> [What to work on]
a: What advantages over chiral stationary phases does the passage on chiral mobile phases name? List every one.
b: Carry the passage on chiral mobile phases forward from its final sentence.

> [Supplied text]
Separation of enantiomers using chiral mobile phases is a technique that was used widely in the 1980s and early 1990s, due to the lack of chiral stationary phases. The technique has several advantages compared to chiral stationary phases. For instance, it employs achiral stationary phases, which are less expensive and more rugged than a chiral stationary phase. At the same time it allows more flexibility because a column can be used in conjunction with several additives at the same time or the chiral additive can be eluted out of the column with a strong solvent and a subsequent additive can be used. The disadvantage of the method stems from the existence of a secondary chemical equilibrium, which has a great contribution to the band broadening of the two enantiomeric analytes and makes the mechanism of separation difficult to understand.
The introduction of core shell technology particles of 2.7 μm particle size, along with a porous shell of 0.5 μm (1–4), revitalized chiral separation with chiral mobile phases. Fast kinetics of mass transfer, along with a fast distribution of the analyte–complex, minimizes the secondary chemical equilibrium and consequently brings substantial improvement to the band broadening. Such stationary phases, along with ultrahigh-pressure liquid chromatography (UHPLC), bring improved timeliness and efficiency to chiral separations with chiral mobile phases.

> [Supplied material]
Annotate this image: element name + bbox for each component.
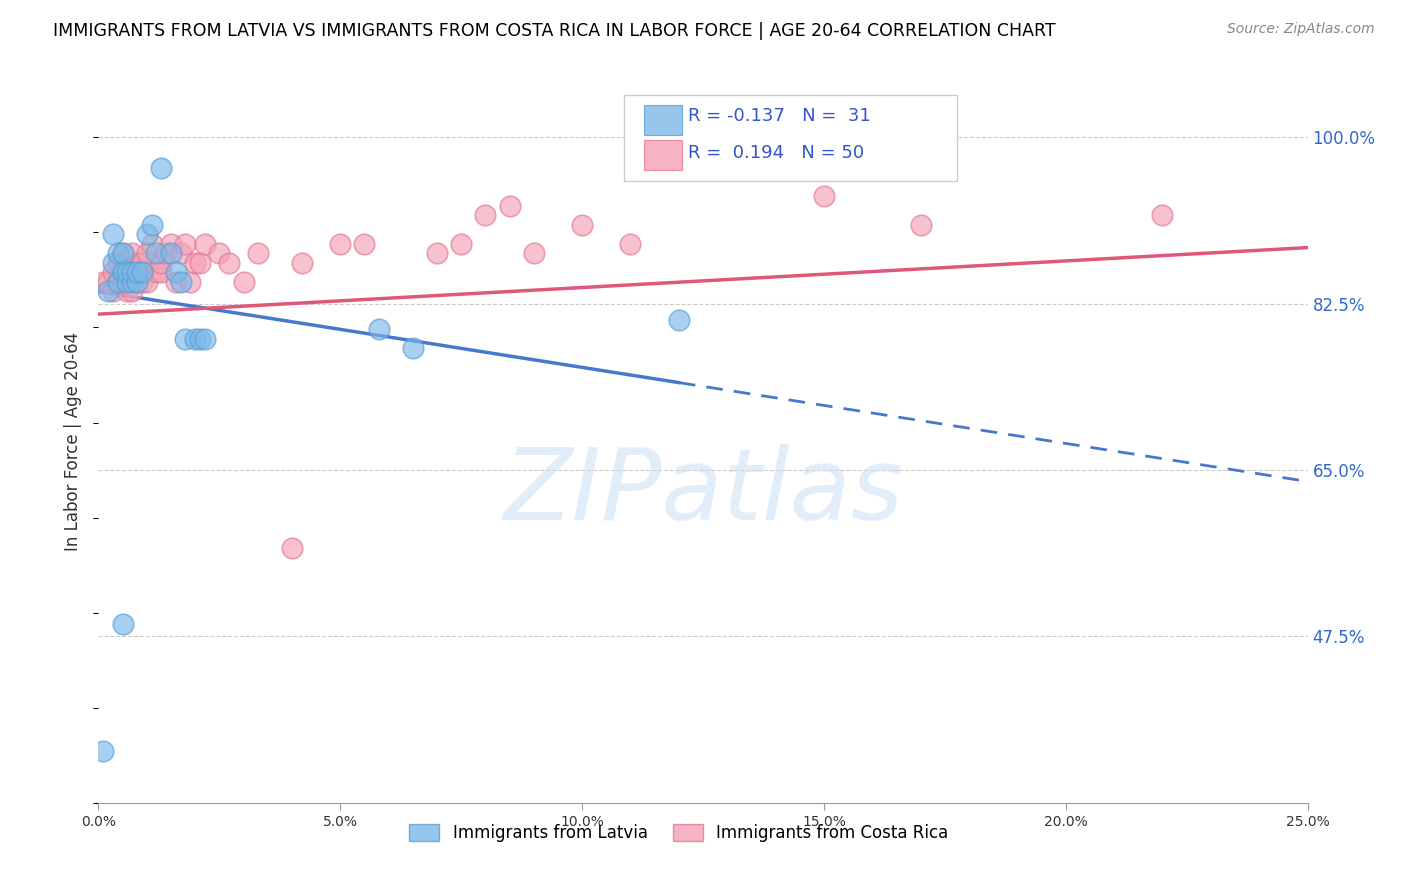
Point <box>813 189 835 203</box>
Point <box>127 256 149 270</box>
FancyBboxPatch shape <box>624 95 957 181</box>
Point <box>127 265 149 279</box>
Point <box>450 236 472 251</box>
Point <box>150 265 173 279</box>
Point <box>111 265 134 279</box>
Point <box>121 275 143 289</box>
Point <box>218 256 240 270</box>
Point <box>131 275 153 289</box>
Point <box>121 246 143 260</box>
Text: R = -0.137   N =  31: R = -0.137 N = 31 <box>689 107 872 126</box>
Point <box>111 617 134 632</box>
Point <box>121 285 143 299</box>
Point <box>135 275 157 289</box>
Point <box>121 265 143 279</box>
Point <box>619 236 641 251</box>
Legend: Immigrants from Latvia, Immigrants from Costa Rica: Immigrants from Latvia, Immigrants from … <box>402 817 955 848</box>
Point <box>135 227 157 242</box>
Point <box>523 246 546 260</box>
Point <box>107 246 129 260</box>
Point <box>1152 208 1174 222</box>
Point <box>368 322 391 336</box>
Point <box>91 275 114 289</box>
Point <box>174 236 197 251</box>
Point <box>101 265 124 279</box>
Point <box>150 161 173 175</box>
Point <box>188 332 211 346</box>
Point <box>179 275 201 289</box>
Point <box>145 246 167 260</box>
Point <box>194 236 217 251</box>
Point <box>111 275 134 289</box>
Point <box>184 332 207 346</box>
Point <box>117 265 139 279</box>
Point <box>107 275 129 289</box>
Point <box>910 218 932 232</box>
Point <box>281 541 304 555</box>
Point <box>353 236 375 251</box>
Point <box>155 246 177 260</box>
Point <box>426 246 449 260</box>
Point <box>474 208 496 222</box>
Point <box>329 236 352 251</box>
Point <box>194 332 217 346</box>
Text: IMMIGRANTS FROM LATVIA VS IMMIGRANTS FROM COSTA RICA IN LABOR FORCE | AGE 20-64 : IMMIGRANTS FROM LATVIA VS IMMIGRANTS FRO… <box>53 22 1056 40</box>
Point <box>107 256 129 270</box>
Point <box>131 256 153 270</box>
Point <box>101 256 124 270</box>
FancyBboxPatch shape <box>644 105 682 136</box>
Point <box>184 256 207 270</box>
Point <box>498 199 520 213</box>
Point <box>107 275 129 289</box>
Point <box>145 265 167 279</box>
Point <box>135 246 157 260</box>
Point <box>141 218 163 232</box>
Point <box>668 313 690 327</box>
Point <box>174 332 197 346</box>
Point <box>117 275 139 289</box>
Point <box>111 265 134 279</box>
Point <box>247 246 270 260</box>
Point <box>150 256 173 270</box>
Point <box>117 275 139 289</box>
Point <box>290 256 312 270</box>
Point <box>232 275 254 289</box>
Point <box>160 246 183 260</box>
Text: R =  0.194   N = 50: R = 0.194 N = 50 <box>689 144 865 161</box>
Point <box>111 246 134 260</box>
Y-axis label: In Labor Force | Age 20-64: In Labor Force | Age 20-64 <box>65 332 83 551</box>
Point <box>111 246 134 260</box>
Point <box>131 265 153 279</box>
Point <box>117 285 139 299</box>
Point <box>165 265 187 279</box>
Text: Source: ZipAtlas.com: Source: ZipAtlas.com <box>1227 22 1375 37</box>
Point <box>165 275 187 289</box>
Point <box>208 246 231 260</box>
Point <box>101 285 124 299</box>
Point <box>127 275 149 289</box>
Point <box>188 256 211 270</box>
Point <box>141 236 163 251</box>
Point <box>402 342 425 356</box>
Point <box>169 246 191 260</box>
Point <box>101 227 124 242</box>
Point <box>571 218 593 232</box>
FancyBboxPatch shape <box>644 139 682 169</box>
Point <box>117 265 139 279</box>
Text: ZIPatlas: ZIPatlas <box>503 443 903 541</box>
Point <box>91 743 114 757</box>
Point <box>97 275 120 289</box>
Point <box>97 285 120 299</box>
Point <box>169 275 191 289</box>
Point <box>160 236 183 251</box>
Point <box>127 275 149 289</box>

> [Responses per task]
a:
- It uses achiral stationary phases, which are less expensive.
- Achiral stationary phases are more rugged.
- A column can be used with several additives at the same time.
- The chiral additive can be eluted out of the column with a strong solvent so that a subsequent additive can be used.

b:
Sulfated β-CD (S-β-CD) represents a class of anionic derivatives of CDs, and has been used extensively in capillary electrophoresis (5,6). Stalcup and colleagues (7) used this selector as a chiral stationary phase to enantioresolve 33 compounds, among which six did not have an amine functional group. There are very few examples of the use of S-β-CD as an additive in chiral mobile phases. For instance, Ameyibor and colleagues (8) used S-β-CD as an additive in the mobile phase for the enantiomeric separation of some selected chiral drugs.
In this article, we present the enantiomeric separation of an amine using core shell technology with sulfate β-CD as the chiral mobile phase selector and UHPLC. We first assess the influence of the concentration of the additive and the thermodynamics of the separation on chromatographic conditions. We further explore the molecular interactions between enantiomers and S-β-CD using VCD spectroscopy as well as molecular modeling.
The chromatographic experiments were performed on a Waters Acquity UPLC system equipped with a vacuum degasser, a high pressure binary pump, a column oven, and a photodiode-array detector (Waters, Milford, Massachusetts). The separations were performed on two 150 mm × 4.6 mm Halo columns (Halo C8 and Halo C18, Advanced Material Technology, Wilmington, Delaware) with 2.7-μm particle size. The highly sulfated β-CD, acetonitrile and water were purchased from Sigma Aldrich (Milwaukee, Wisconsin). The mobile phase consisted of a solvent mixture of 15% acetonitrile in water containing different amounts of S-β-CD, depending upon the experiment. The mobile phase was premixed before the chromatography and was pumped through the system at a flow rate of 1.5 mL/min, which generated a back pressure of ~11,000 psi.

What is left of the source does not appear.